_Set task_:
Give back every line of the data below word for word, leaving out the pictures.

_Extracted material_:
---

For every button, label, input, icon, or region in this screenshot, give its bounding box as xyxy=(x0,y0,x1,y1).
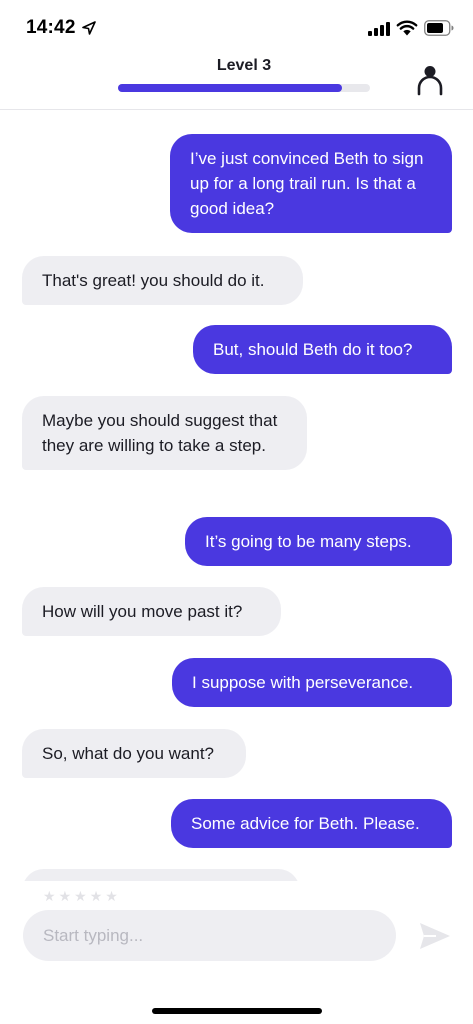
user-message: Some advice for Beth. Please. xyxy=(171,799,452,848)
star-icon[interactable]: ★ xyxy=(90,888,103,904)
status-time: 14:42 xyxy=(26,17,76,38)
user-message: It’s going to be many steps. xyxy=(185,517,452,566)
bot-message: How will you move past it? xyxy=(22,587,281,636)
bot-message: So, what do you want? xyxy=(22,729,246,778)
message-input-container xyxy=(23,910,396,961)
chat-thread[interactable]: I’ve just convinced Beth to sign up for … xyxy=(0,111,473,881)
star-icon[interactable]: ★ xyxy=(74,888,87,904)
bot-message: That's great! you should do it. xyxy=(22,256,303,305)
level-progress-bar xyxy=(118,84,370,92)
home-indicator[interactable] xyxy=(152,1008,322,1014)
cellular-signal-icon xyxy=(368,22,390,36)
user-message: But, should Beth do it too? xyxy=(193,325,452,374)
message-input[interactable] xyxy=(23,910,396,961)
bot-message-typing xyxy=(22,869,300,881)
level-progress-fill xyxy=(118,84,343,92)
status-bar: 14:42 xyxy=(0,0,473,52)
wifi-icon xyxy=(396,20,418,36)
level-title: Level 3 xyxy=(216,57,272,74)
location-arrow-icon xyxy=(82,21,96,35)
bot-message: Maybe you should suggest that they are w… xyxy=(22,396,307,470)
send-icon[interactable] xyxy=(418,920,452,952)
star-icon[interactable]: ★ xyxy=(59,888,72,904)
person-icon[interactable] xyxy=(414,64,446,96)
star-icon[interactable]: ★ xyxy=(105,888,118,904)
star-icon[interactable]: ★ xyxy=(43,888,56,904)
chat-header: Level 3 xyxy=(0,52,473,110)
user-message: I suppose with perseverance. xyxy=(172,658,452,707)
battery-icon xyxy=(424,20,454,36)
user-message: I’ve just convinced Beth to sign up for … xyxy=(170,134,452,233)
message-rating[interactable]: ★ ★ ★ ★ ★ xyxy=(43,888,118,904)
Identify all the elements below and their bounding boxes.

---

_Task answer_:
For every button, label, input, icon, or region in this screenshot, give its bounding box as xyxy=(x0,y0,x1,y1).
user-message: Some advice for Beth. Please. xyxy=(171,799,452,848)
star-icon[interactable]: ★ xyxy=(90,888,103,904)
status-time: 14:42 xyxy=(26,17,76,38)
user-message: It’s going to be many steps. xyxy=(185,517,452,566)
bot-message: How will you move past it? xyxy=(22,587,281,636)
bot-message: So, what do you want? xyxy=(22,729,246,778)
message-input-container xyxy=(23,910,396,961)
chat-thread[interactable]: I’ve just convinced Beth to sign up for … xyxy=(0,111,473,881)
star-icon[interactable]: ★ xyxy=(74,888,87,904)
bot-message: That's great! you should do it. xyxy=(22,256,303,305)
level-progress-bar xyxy=(118,84,370,92)
home-indicator[interactable] xyxy=(152,1008,322,1014)
cellular-signal-icon xyxy=(368,22,390,36)
user-message: But, should Beth do it too? xyxy=(193,325,452,374)
message-input[interactable] xyxy=(23,910,396,961)
bot-message-typing xyxy=(22,869,300,881)
level-progress-fill xyxy=(118,84,343,92)
status-bar: 14:42 xyxy=(0,0,473,52)
wifi-icon xyxy=(396,20,418,36)
level-title: Level 3 xyxy=(216,57,272,74)
location-arrow-icon xyxy=(82,21,96,35)
bot-message: Maybe you should suggest that they are w… xyxy=(22,396,307,470)
send-icon[interactable] xyxy=(418,920,452,952)
star-icon[interactable]: ★ xyxy=(59,888,72,904)
person-icon[interactable] xyxy=(414,64,446,96)
star-icon[interactable]: ★ xyxy=(105,888,118,904)
star-icon[interactable]: ★ xyxy=(43,888,56,904)
chat-header: Level 3 xyxy=(0,52,473,110)
user-message: I suppose with perseverance. xyxy=(172,658,452,707)
battery-icon xyxy=(424,20,454,36)
user-message: I’ve just convinced Beth to sign up for … xyxy=(170,134,452,233)
message-rating[interactable]: ★ ★ ★ ★ ★ xyxy=(43,888,118,904)
Identify all the elements below and their bounding boxes.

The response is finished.